_TASK_
Rewrite the material below with every "Dependency Hierarchy" replaced by "Dependency Tree" and everything else unchanged. Omit the pictures from your answer.
BEGIN SUPPLIED RECORDS
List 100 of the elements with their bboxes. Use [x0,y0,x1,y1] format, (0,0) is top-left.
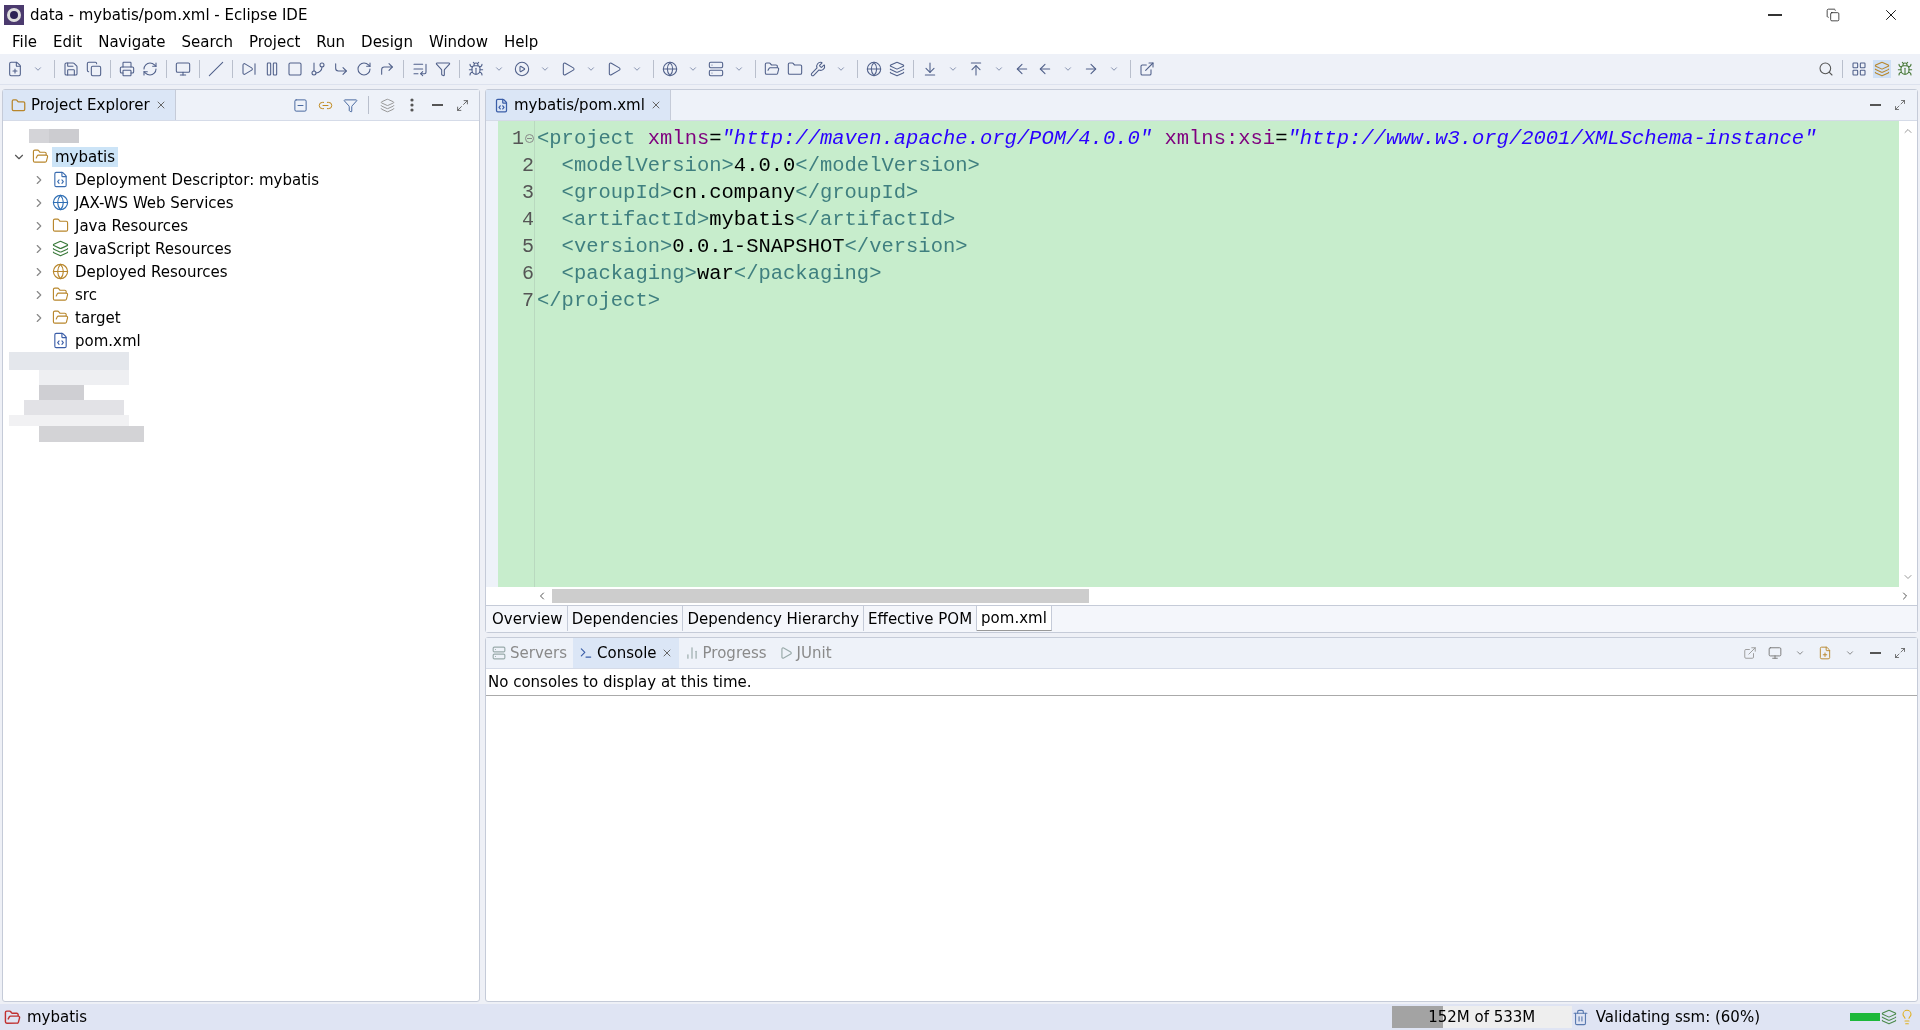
menu-item[interactable]: Project [241,33,309,51]
wrench-button[interactable] [809,60,827,78]
folder-button[interactable] [763,60,781,78]
search-button[interactable] [1817,60,1835,78]
bug-icon [468,61,484,77]
editor-tab[interactable]: mybatis/pom.xml [486,90,671,120]
package-folder-icon [52,217,69,234]
display-console-icon [1768,646,1782,660]
project-explorer-tab[interactable]: Project Explorer [3,90,176,120]
wrench-icon [810,61,826,77]
resume-icon [241,61,257,77]
caret-icon [836,64,846,74]
monitor-icon [175,61,191,77]
menu-item[interactable]: Help [496,33,547,51]
globe-icon [866,61,882,77]
caret-icon [1109,64,1119,74]
menu-item[interactable]: Edit [45,33,91,51]
open-icon [1139,61,1155,77]
step-into-button[interactable] [332,60,350,78]
status-project: mybatis [27,1008,88,1026]
menu-item[interactable]: File [4,33,46,51]
monitor-button[interactable] [174,60,192,78]
tree-item[interactable]: Java Resources [72,215,192,236]
tree-item[interactable]: pom.xml [72,330,144,351]
filter-button[interactable] [341,96,359,114]
editor-page-tab[interactable]: Dependencies [567,606,684,631]
editor-page-tab[interactable]: Dependency Hierarchy [683,606,865,631]
tree-item[interactable]: Deployed Resources [72,261,231,282]
minimize-icon [1768,14,1782,16]
editor-page-tab[interactable]: pom.xml [977,606,1052,631]
tree-item[interactable]: JAX-WS Web Services [72,192,237,213]
menu-item[interactable]: Window [420,33,497,51]
caret-icon [948,64,958,74]
xml-file-icon [494,97,509,113]
view-tab[interactable]: Console [573,638,679,668]
globe-button[interactable] [865,60,883,78]
code-line: <project xmlns="http://maven.apache.org/POM/4.0.0" xmlns:xsi="http://www.w3.org/2001/XMLSchema-instance" [537,126,1818,152]
line-number: 6 [522,262,534,285]
stop-icon [287,61,303,77]
run-button[interactable] [513,60,531,78]
filter-icon [342,97,358,113]
task-progress-bar [1850,1013,1880,1021]
stop-button[interactable] [286,60,304,78]
tree-item[interactable]: src [72,284,100,305]
code-line: <artifactId>mybatis</artifactId> [560,207,957,233]
debug-perspective-button[interactable] [1896,60,1914,78]
save-button[interactable] [62,60,80,78]
step-into-icon [333,61,349,77]
globe-button[interactable] [661,60,679,78]
file-icon [52,332,69,349]
minimize-icon [1869,652,1881,654]
menu-item[interactable]: Run [308,33,354,51]
bug-button[interactable] [467,60,485,78]
new-file-button[interactable] [6,60,24,78]
maximize-icon [455,98,469,112]
step-over-button[interactable] [355,60,373,78]
task-status: Validating ssm: (60%) [1595,1008,1760,1026]
tree-item[interactable]: target [72,307,124,328]
refresh-button[interactable] [141,60,159,78]
step-return-icon [379,61,395,77]
folder-icon [764,61,780,77]
more-icon [410,98,414,112]
editor-page-tab[interactable]: Overview [488,606,568,631]
layers-icon [889,61,905,77]
step-return-button[interactable] [378,60,396,78]
open-button[interactable] [1138,60,1156,78]
tree-item[interactable]: JavaScript Resources [72,238,235,259]
minimize-icon [1869,104,1881,106]
open-perspective-icon [1851,61,1867,77]
caret-icon [494,64,504,74]
resume-button[interactable] [240,60,258,78]
debug-perspective-icon [1897,61,1913,77]
display-console-button[interactable] [1766,644,1784,662]
line-number: 3 [522,181,534,204]
caret-icon [1795,648,1805,658]
caret-icon [1845,648,1855,658]
save-icon [63,61,79,77]
slash-button[interactable] [207,60,225,78]
open-perspective-button[interactable] [1850,60,1868,78]
collapse-all-icon [292,97,308,113]
run-icon [514,61,530,77]
fold-minus-icon[interactable] [525,134,534,143]
menu-item[interactable]: Design [353,33,421,51]
caret-icon [994,64,1004,74]
print-button[interactable] [118,60,136,78]
filter-button[interactable] [434,60,452,78]
code-line: </project> [537,288,662,314]
pause-icon [264,61,280,77]
tree-item[interactable]: mybatis [52,146,119,167]
globe-icon [662,61,678,77]
layers-button[interactable] [888,60,906,78]
save-all-button[interactable] [85,60,103,78]
server-button[interactable] [707,60,725,78]
caret-icon [734,64,744,74]
collapse-all-button[interactable] [291,96,309,114]
tree-item[interactable]: Deployment Descriptor: mybatis [72,169,323,190]
menu-item[interactable]: Search [173,33,241,51]
folder-button[interactable] [786,60,804,78]
maximize-icon [1894,647,1906,659]
menu-item[interactable]: Navigate [90,33,174,51]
END SUPPLIED RECORDS
_FULL SOLUTION_
List 100 of the elements with their bboxes. Use [x0,y0,x1,y1] format, (0,0) is top-left.
menu-item[interactable]: Project [241,33,309,51]
wrench-button[interactable] [809,60,827,78]
folder-button[interactable] [763,60,781,78]
search-button[interactable] [1817,60,1835,78]
bug-icon [468,61,484,77]
editor-tab[interactable]: mybatis/pom.xml [486,90,671,120]
package-folder-icon [52,217,69,234]
display-console-icon [1768,646,1782,660]
project-explorer-tab[interactable]: Project Explorer [3,90,176,120]
wrench-icon [810,61,826,77]
resume-icon [241,61,257,77]
caret-icon [836,64,846,74]
monitor-icon [175,61,191,77]
menu-item[interactable]: Help [496,33,547,51]
globe-icon [866,61,882,77]
caret-icon [1109,64,1119,74]
menu-item[interactable]: Edit [45,33,91,51]
open-icon [1139,61,1155,77]
step-into-button[interactable] [332,60,350,78]
status-project: mybatis [27,1008,88,1026]
menu-item[interactable]: File [4,33,46,51]
monitor-button[interactable] [174,60,192,78]
tree-item[interactable]: Java Resources [72,215,192,236]
tree-item[interactable]: pom.xml [72,330,144,351]
filter-button[interactable] [341,96,359,114]
editor-page-tab[interactable]: Dependencies [567,606,684,631]
editor-page-tab[interactable]: Dependency Tree [683,606,865,631]
tree-item[interactable]: Deployed Resources [72,261,231,282]
minimize-icon [1768,14,1782,16]
editor-page-tab[interactable]: pom.xml [977,606,1052,631]
tree-item[interactable]: JAX-WS Web Services [72,192,237,213]
menu-item[interactable]: Window [420,33,497,51]
caret-icon [948,64,958,74]
xml-file-icon [494,97,509,113]
view-tab[interactable]: Console [573,638,679,668]
globe-button[interactable] [865,60,883,78]
code-line: <project xmlns="http://maven.apache.org/POM/4.0.0" xmlns:xsi="http://www.w3.org/2001/XMLSchema-instance" [537,126,1818,152]
line-number: 6 [522,262,534,285]
stop-icon [287,61,303,77]
run-button[interactable] [513,60,531,78]
filter-icon [342,97,358,113]
task-progress-bar [1850,1013,1880,1021]
stop-button[interactable] [286,60,304,78]
tree-item[interactable]: src [72,284,100,305]
code-line: <artifactId>mybatis</artifactId> [560,207,957,233]
debug-perspective-button[interactable] [1896,60,1914,78]
save-button[interactable] [62,60,80,78]
step-into-icon [333,61,349,77]
globe-button[interactable] [661,60,679,78]
file-icon [52,332,69,349]
minimize-icon [1869,652,1881,654]
menu-item[interactable]: Run [308,33,354,51]
bug-button[interactable] [467,60,485,78]
new-file-button[interactable] [6,60,24,78]
maximize-icon [455,98,469,112]
step-over-button[interactable] [355,60,373,78]
task-status: Validating ssm: (60%) [1595,1008,1760,1026]
tree-item[interactable]: target [72,307,124,328]
refresh-button[interactable] [141,60,159,78]
step-return-icon [379,61,395,77]
folder-icon [764,61,780,77]
more-icon [410,98,414,112]
editor-page-tab[interactable]: Overview [488,606,568,631]
layers-icon [889,61,905,77]
step-return-button[interactable] [378,60,396,78]
open-button[interactable] [1138,60,1156,78]
tree-item[interactable]: JavaScript Resources [72,238,235,259]
minimize-icon [1869,104,1881,106]
open-perspective-icon [1851,61,1867,77]
caret-icon [494,64,504,74]
resume-button[interactable] [240,60,258,78]
debug-perspective-icon [1897,61,1913,77]
display-console-button[interactable] [1766,644,1784,662]
line-number: 3 [522,181,534,204]
caret-icon [1795,648,1805,658]
caret-icon [1845,648,1855,658]
save-icon [63,61,79,77]
slash-button[interactable] [207,60,225,78]
open-perspective-button[interactable] [1850,60,1868,78]
collapse-all-icon [292,97,308,113]
run-icon [514,61,530,77]
fold-minus-icon[interactable] [525,134,534,143]
menu-item[interactable]: Design [353,33,421,51]
caret-icon [994,64,1004,74]
print-button[interactable] [118,60,136,78]
filter-button[interactable] [434,60,452,78]
code-line: </project> [537,288,662,314]
pause-icon [264,61,280,77]
tree-item[interactable]: mybatis [52,146,119,167]
globe-icon [662,61,678,77]
layers-button[interactable] [888,60,906,78]
save-all-button[interactable] [85,60,103,78]
server-button[interactable] [707,60,725,78]
caret-icon [734,64,744,74]
collapse-all-button[interactable] [291,96,309,114]
tree-item[interactable]: Deployment Descriptor: mybatis [72,169,323,190]
menu-item[interactable]: Search [173,33,241,51]
folder-button[interactable] [786,60,804,78]
maximize-icon [1894,647,1906,659]
menu-item[interactable]: Navigate [90,33,174,51]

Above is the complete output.